__Your task__
Below are entries to be transcribed exactly; exclude the pictures from the copy.

__Material provided__
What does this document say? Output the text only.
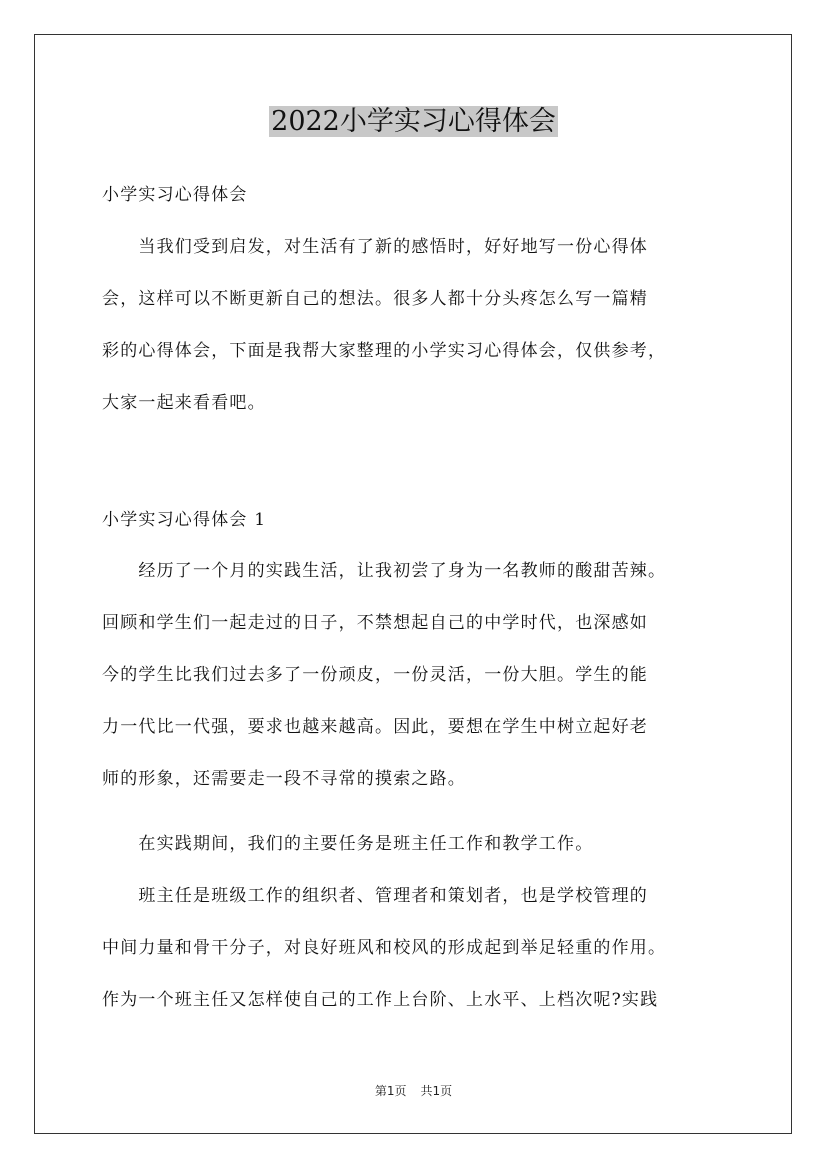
2022小学实习心得体会

小学实习心得体会

　　当我们受到启发，对生活有了新的感悟时，好好地写一份心得体
会，这样可以不断更新自己的想法。很多人都十分头疼怎么写一篇精
彩的心得体会，下面是我帮大家整理的小学实习心得体会，仅供参考，
大家一起来看看吧。

小学实习心得体会 1

　　经历了一个月的实践生活，让我初尝了身为一名教师的酸甜苦辣。
回顾和学生们一起走过的日子，不禁想起自己的中学时代，也深感如
今的学生比我们过去多了一份顽皮，一份灵活，一份大胆。学生的能
力一代比一代强，要求也越来越高。因此，要想在学生中树立起好老
师的形象，还需要走一段不寻常的摸索之路。

　　在实践期间，我们的主要任务是班主任工作和教学工作。

　　班主任是班级工作的组织者、管理者和策划者，也是学校管理的
中间力量和骨干分子，对良好班风和校风的形成起到举足轻重的作用。
作为一个班主任又怎样使自己的工作上台阶、上水平、上档次呢?实践

第1页 共1页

__Solution for this exercise__
What does this document say? Output the text only.
2022小学实习心得体会

小学实习心得体会

　　当我们受到启发，对生活有了新的感悟时，好好地写一份心得体
会，这样可以不断更新自己的想法。很多人都十分头疼怎么写一篇精
彩的心得体会，下面是我帮大家整理的小学实习心得体会，仅供参考，
大家一起来看看吧。

小学实习心得体会 1

　　经历了一个月的实践生活，让我初尝了身为一名教师的酸甜苦辣。
回顾和学生们一起走过的日子，不禁想起自己的中学时代，也深感如
今的学生比我们过去多了一份顽皮，一份灵活，一份大胆。学生的能
力一代比一代强，要求也越来越高。因此，要想在学生中树立起好老
师的形象，还需要走一段不寻常的摸索之路。

　　在实践期间，我们的主要任务是班主任工作和教学工作。

　　班主任是班级工作的组织者、管理者和策划者，也是学校管理的
中间力量和骨干分子，对良好班风和校风的形成起到举足轻重的作用。
作为一个班主任又怎样使自己的工作上台阶、上水平、上档次呢?实践

第1页 共1页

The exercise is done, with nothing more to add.